Dataset listings of figures:

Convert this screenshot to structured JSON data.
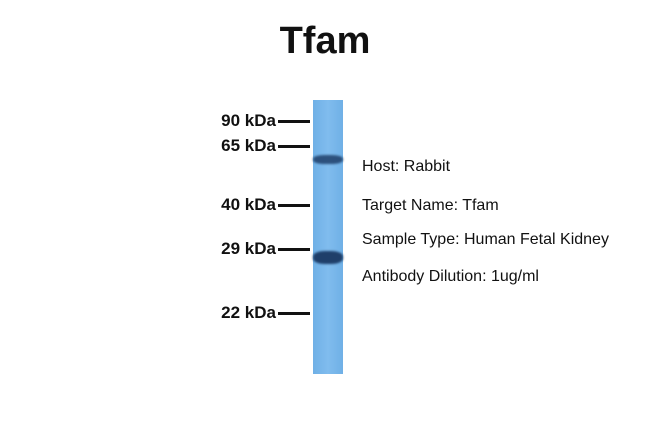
{
  "title": "Tfam",
  "markers": [
    "90 kDa",
    "65 kDa",
    "40 kDa",
    "29 kDa",
    "22 kDa"
  ],
  "lane_color": "#78b6ea",
  "band_color": "#1f3f6a",
  "info": {
    "host": "Host: Rabbit",
    "target": "Target Name: Tfam",
    "sample": "Sample Type: Human Fetal Kidney",
    "dilution": "Antibody Dilution: 1ug/ml"
  }
}
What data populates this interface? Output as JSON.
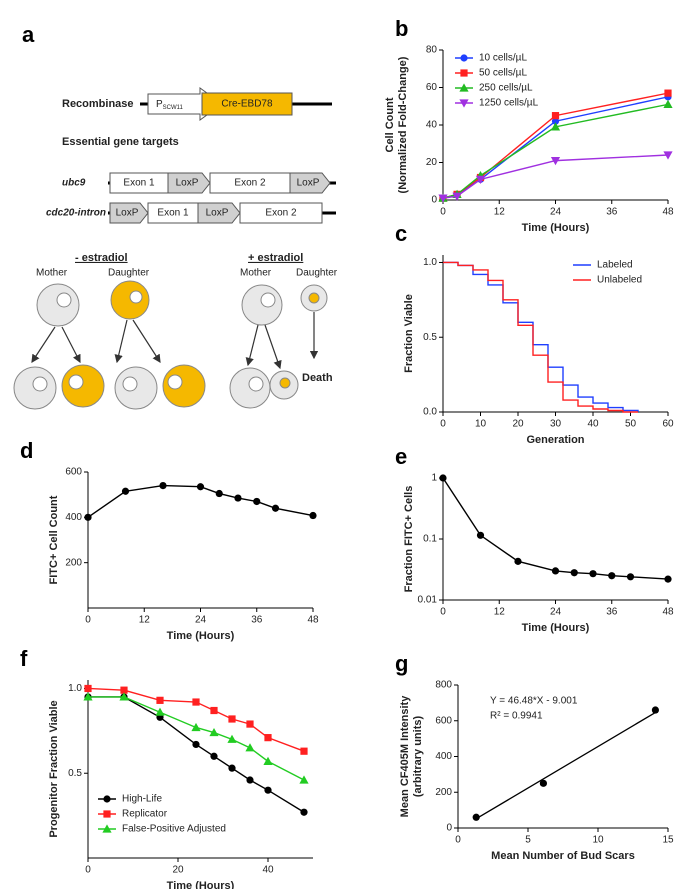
{
  "diagram": {
    "panel": "a",
    "recombinase": "Recombinase",
    "promoter": "P",
    "promoter_sub": "SCW11",
    "cre": "Cre-EBD78",
    "targets_title": "Essential gene targets",
    "genes": [
      {
        "name": "ubc9",
        "parts": [
          "Exon 1",
          "LoxP",
          "Exon 2",
          "LoxP"
        ]
      },
      {
        "name": "cdc20-intron",
        "parts": [
          "LoxP",
          "Exon 1",
          "LoxP",
          "Exon 2"
        ]
      }
    ],
    "minus": "- estradiol",
    "plus": "+ estradiol",
    "mother": "Mother",
    "daughter": "Daughter",
    "death": "Death"
  },
  "chart_data": [
    {
      "panel": "b",
      "type": "line",
      "x": [
        0,
        3,
        8,
        24,
        48
      ],
      "xlim": [
        0,
        48
      ],
      "ylim": [
        0,
        80
      ],
      "xticks": [
        0,
        12,
        24,
        36,
        48
      ],
      "yticks": [
        0,
        20,
        40,
        60,
        80
      ],
      "x_label": "Time (Hours)",
      "y_label": [
        "Cell Count",
        "(Normalized Fold-Change)"
      ],
      "legend": "upper left",
      "series": [
        {
          "name": "10 cells/µL",
          "color": "#1f3fff",
          "marker": "circle",
          "values": [
            1,
            3,
            11,
            42,
            55
          ]
        },
        {
          "name": "50 cells/µL",
          "color": "#ff2020",
          "marker": "square",
          "values": [
            1,
            3,
            12,
            45,
            57
          ]
        },
        {
          "name": "250 cells/µL",
          "color": "#22bb22",
          "marker": "triangle",
          "values": [
            1,
            3,
            13,
            39,
            51
          ]
        },
        {
          "name": "1250 cells/µL",
          "color": "#a030e0",
          "marker": "triangle-down",
          "values": [
            1,
            2,
            11,
            21,
            24
          ]
        }
      ]
    },
    {
      "panel": "c",
      "type": "step",
      "x": [
        0,
        4,
        8,
        12,
        16,
        20,
        24,
        28,
        32,
        36,
        40,
        44,
        48,
        52
      ],
      "xlim": [
        0,
        60
      ],
      "ylim": [
        0,
        1.05
      ],
      "xticks": [
        0,
        10,
        20,
        30,
        40,
        50,
        60
      ],
      "yticks": [
        {
          "value": 0,
          "label": "0.0"
        },
        {
          "value": 0.5,
          "label": "0.5"
        },
        {
          "value": 1,
          "label": "1.0"
        }
      ],
      "x_label": "Generation",
      "y_label": [
        "Fraction Viable"
      ],
      "legend": "upper right",
      "series": [
        {
          "name": "Labeled",
          "color": "#1f3fff",
          "values": [
            1,
            0.98,
            0.92,
            0.85,
            0.73,
            0.6,
            0.45,
            0.3,
            0.18,
            0.1,
            0.06,
            0.03,
            0.01,
            0
          ]
        },
        {
          "name": "Unlabeled",
          "color": "#ff2020",
          "values": [
            1,
            0.98,
            0.95,
            0.88,
            0.75,
            0.58,
            0.38,
            0.2,
            0.08,
            0.04,
            0.02,
            0.01,
            0,
            0
          ]
        }
      ]
    },
    {
      "panel": "d",
      "type": "line",
      "x": [
        0,
        8,
        16,
        24,
        28,
        32,
        36,
        40,
        48
      ],
      "xlim": [
        0,
        48
      ],
      "ylim": [
        0,
        600
      ],
      "xticks": [
        0,
        12,
        24,
        36,
        48
      ],
      "yticks": [
        200,
        400,
        600
      ],
      "x_label": "Time (Hours)",
      "y_label": [
        "FITC+ Cell Count"
      ],
      "series": [
        {
          "color": "#000000",
          "marker": "circle",
          "values": [
            400,
            515,
            540,
            535,
            505,
            485,
            470,
            440,
            408
          ]
        }
      ]
    },
    {
      "panel": "e",
      "type": "line",
      "x": [
        0,
        8,
        16,
        24,
        28,
        32,
        36,
        40,
        48
      ],
      "xlim": [
        0,
        48
      ],
      "ylim": [
        0.01,
        1
      ],
      "log_y": true,
      "xticks": [
        0,
        12,
        24,
        36,
        48
      ],
      "yticks": [
        0.01,
        0.1,
        1
      ],
      "x_label": "Time (Hours)",
      "y_label": [
        "Fraction FITC+ Cells"
      ],
      "series": [
        {
          "color": "#000000",
          "marker": "circle",
          "values": [
            1,
            0.115,
            0.043,
            0.03,
            0.028,
            0.027,
            0.025,
            0.024,
            0.022
          ]
        }
      ]
    },
    {
      "panel": "f",
      "type": "line",
      "x": [
        0,
        8,
        16,
        24,
        28,
        32,
        36,
        40,
        48
      ],
      "xlim": [
        0,
        50
      ],
      "ylim": [
        0,
        1.05
      ],
      "xticks": [
        0,
        20,
        40
      ],
      "yticks": [
        {
          "value": 0.5,
          "label": "0.5"
        },
        {
          "value": 1,
          "label": "1.0"
        }
      ],
      "x_label": "Time  (Hours)",
      "y_label": [
        "Progenitor  Fraction  Viable"
      ],
      "legend": "lower left",
      "series": [
        {
          "name": "High-Life",
          "color": "#000000",
          "marker": "circle",
          "values": [
            0.95,
            0.95,
            0.83,
            0.67,
            0.6,
            0.53,
            0.46,
            0.4,
            0.27
          ]
        },
        {
          "name": "Replicator",
          "color": "#ff2020",
          "marker": "square",
          "values": [
            1,
            0.99,
            0.93,
            0.92,
            0.87,
            0.82,
            0.79,
            0.71,
            0.63
          ]
        },
        {
          "name": "False-Positive Adjusted",
          "color": "#22cc22",
          "marker": "triangle",
          "values": [
            0.95,
            0.95,
            0.86,
            0.77,
            0.74,
            0.7,
            0.65,
            0.57,
            0.46
          ]
        }
      ]
    },
    {
      "panel": "g",
      "type": "scatter",
      "x": [
        1.3,
        6.1,
        14.1
      ],
      "xlim": [
        0,
        15
      ],
      "ylim": [
        0,
        800
      ],
      "xticks": [
        0,
        5,
        10,
        15
      ],
      "yticks": [
        0,
        200,
        400,
        600,
        800
      ],
      "x_label": "Mean Number of Bud Scars",
      "y_label": [
        "Mean CF405M Intensity",
        "(arbitrary units)"
      ],
      "annotations": [
        "Y = 46.48*X - 9.001",
        "R² = 0.9941"
      ],
      "series": [
        {
          "color": "#000000",
          "marker": "circle",
          "values": [
            60,
            250,
            660
          ]
        }
      ],
      "fit_line": {
        "x": [
          1.2,
          14.2
        ],
        "values": [
          47,
          651
        ],
        "color": "#000000"
      }
    }
  ]
}
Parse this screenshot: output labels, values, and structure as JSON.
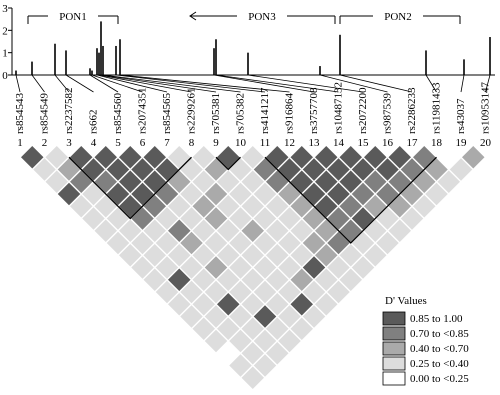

--- Task to carry out ---
Once the pictures are set aside, write out the entries verbatim.

--- Output for this exercise ---
Convert this screenshot to structured JSON data.
{
  "title": "Tfam",
  "markers": [
    "90 kDa",
    "65 kDa",
    "40 kDa",
    "29 kDa",
    "22 kDa"
  ],
  "lane_color": "#78b6ea",
  "band_color": "#1f3f6a",
  "info": {
    "host": "Host: Rabbit",
    "target": "Target Name: Tfam",
    "sample": "Sample Type: Human Fetal Kidney",
    "dilution": "Antibody Dilution: 1ug/ml"
  }
}
What data populates this interface? Output as JSON.
{
  "diagram": {
    "panel": "a",
    "recombinase": "Recombinase",
    "promoter": "P",
    "promoter_sub": "SCW11",
    "cre": "Cre-EBD78",
    "targets_title": "Essential gene targets",
    "genes": [
      {
        "name": "ubc9",
        "parts": [
          "Exon 1",
          "LoxP",
          "Exon 2",
          "LoxP"
        ]
      },
      {
        "name": "cdc20-intron",
        "parts": [
          "LoxP",
          "Exon 1",
          "LoxP",
          "Exon 2"
        ]
      }
    ],
    "minus": "- estradiol",
    "plus": "+ estradiol",
    "mother": "Mother",
    "daughter": "Daughter",
    "death": "Death"
  },
  "chart_data": [
    {
      "panel": "b",
      "type": "line",
      "x": [
        0,
        3,
        8,
        24,
        48
      ],
      "xlim": [
        0,
        48
      ],
      "ylim": [
        0,
        80
      ],
      "xticks": [
        0,
        12,
        24,
        36,
        48
      ],
      "yticks": [
        0,
        20,
        40,
        60,
        80
      ],
      "x_label": "Time (Hours)",
      "y_label": [
        "Cell Count",
        "(Normalized Fold-Change)"
      ],
      "legend": "upper left",
      "series": [
        {
          "name": "10 cells/µL",
          "color": "#1f3fff",
          "marker": "circle",
          "values": [
            1,
            3,
            11,
            42,
            55
          ]
        },
        {
          "name": "50 cells/µL",
          "color": "#ff2020",
          "marker": "square",
          "values": [
            1,
            3,
            12,
            45,
            57
          ]
        },
        {
          "name": "250 cells/µL",
          "color": "#22bb22",
          "marker": "triangle",
          "values": [
            1,
            3,
            13,
            39,
            51
          ]
        },
        {
          "name": "1250 cells/µL",
          "color": "#a030e0",
          "marker": "triangle-down",
          "values": [
            1,
            2,
            11,
            21,
            24
          ]
        }
      ]
    },
    {
      "panel": "c",
      "type": "step",
      "x": [
        0,
        4,
        8,
        12,
        16,
        20,
        24,
        28,
        32,
        36,
        40,
        44,
        48,
        52
      ],
      "xlim": [
        0,
        60
      ],
      "ylim": [
        0,
        1.05
      ],
      "xticks": [
        0,
        10,
        20,
        30,
        40,
        50,
        60
      ],
      "yticks": [
        {
          "value": 0,
          "label": "0.0"
        },
        {
          "value": 0.5,
          "label": "0.5"
        },
        {
          "value": 1,
          "label": "1.0"
        }
      ],
      "x_label": "Generation",
      "y_label": [
        "Fraction Viable"
      ],
      "legend": "upper right",
      "series": [
        {
          "name": "Labeled",
          "color": "#1f3fff",
          "values": [
            1,
            0.98,
            0.92,
            0.85,
            0.73,
            0.6,
            0.45,
            0.3,
            0.18,
            0.1,
            0.06,
            0.03,
            0.01,
            0
          ]
        },
        {
          "name": "Unlabeled",
          "color": "#ff2020",
          "values": [
            1,
            0.98,
            0.95,
            0.88,
            0.75,
            0.58,
            0.38,
            0.2,
            0.08,
            0.04,
            0.02,
            0.01,
            0,
            0
          ]
        }
      ]
    },
    {
      "panel": "d",
      "type": "line",
      "x": [
        0,
        8,
        16,
        24,
        28,
        32,
        36,
        40,
        48
      ],
      "xlim": [
        0,
        48
      ],
      "ylim": [
        0,
        600
      ],
      "xticks": [
        0,
        12,
        24,
        36,
        48
      ],
      "yticks": [
        200,
        400,
        600
      ],
      "x_label": "Time (Hours)",
      "y_label": [
        "FITC+ Cell Count"
      ],
      "series": [
        {
          "color": "#000000",
          "marker": "circle",
          "values": [
            400,
            515,
            540,
            535,
            505,
            485,
            470,
            440,
            408
          ]
        }
      ]
    },
    {
      "panel": "e",
      "type": "line",
      "x": [
        0,
        8,
        16,
        24,
        28,
        32,
        36,
        40,
        48
      ],
      "xlim": [
        0,
        48
      ],
      "ylim": [
        0.01,
        1
      ],
      "log_y": true,
      "xticks": [
        0,
        12,
        24,
        36,
        48
      ],
      "yticks": [
        0.01,
        0.1,
        1
      ],
      "x_label": "Time (Hours)",
      "y_label": [
        "Fraction FITC+ Cells"
      ],
      "series": [
        {
          "color": "#000000",
          "marker": "circle",
          "values": [
            1,
            0.115,
            0.043,
            0.03,
            0.028,
            0.027,
            0.025,
            0.024,
            0.022
          ]
        }
      ]
    },
    {
      "panel": "f",
      "type": "line",
      "x": [
        0,
        8,
        16,
        24,
        28,
        32,
        36,
        40,
        48
      ],
      "xlim": [
        0,
        50
      ],
      "ylim": [
        0,
        1.05
      ],
      "xticks": [
        0,
        20,
        40
      ],
      "yticks": [
        {
          "value": 0.5,
          "label": "0.5"
        },
        {
          "value": 1,
          "label": "1.0"
        }
      ],
      "x_label": "Time  (Hours)",
      "y_label": [
        "Progenitor  Fraction  Viable"
      ],
      "legend": "lower left",
      "series": [
        {
          "name": "High-Life",
          "color": "#000000",
          "marker": "circle",
          "values": [
            0.95,
            0.95,
            0.83,
            0.67,
            0.6,
            0.53,
            0.46,
            0.4,
            0.27
          ]
        },
        {
          "name": "Replicator",
          "color": "#ff2020",
          "marker": "square",
          "values": [
            1,
            0.99,
            0.93,
            0.92,
            0.87,
            0.82,
            0.79,
            0.71,
            0.63
          ]
        },
        {
          "name": "False-Positive Adjusted",
          "color": "#22cc22",
          "marker": "triangle",
          "values": [
            0.95,
            0.95,
            0.86,
            0.77,
            0.74,
            0.7,
            0.65,
            0.57,
            0.46
          ]
        }
      ]
    },
    {
      "panel": "g",
      "type": "scatter",
      "x": [
        1.3,
        6.1,
        14.1
      ],
      "xlim": [
        0,
        15
      ],
      "ylim": [
        0,
        800
      ],
      "xticks": [
        0,
        5,
        10,
        15
      ],
      "yticks": [
        0,
        200,
        400,
        600,
        800
      ],
      "x_label": "Mean Number of Bud Scars",
      "y_label": [
        "Mean CF405M Intensity",
        "(arbitrary units)"
      ],
      "annotations": [
        "Y = 46.48*X - 9.001",
        "R² = 0.9941"
      ],
      "series": [
        {
          "color": "#000000",
          "marker": "circle",
          "values": [
            60,
            250,
            660
          ]
        }
      ],
      "fit_line": {
        "x": [
          1.2,
          14.2
        ],
        "values": [
          47,
          651
        ],
        "color": "#000000"
      }
    }
  ]
}
Parse this screenshot: output labels, values, and structure as JSON.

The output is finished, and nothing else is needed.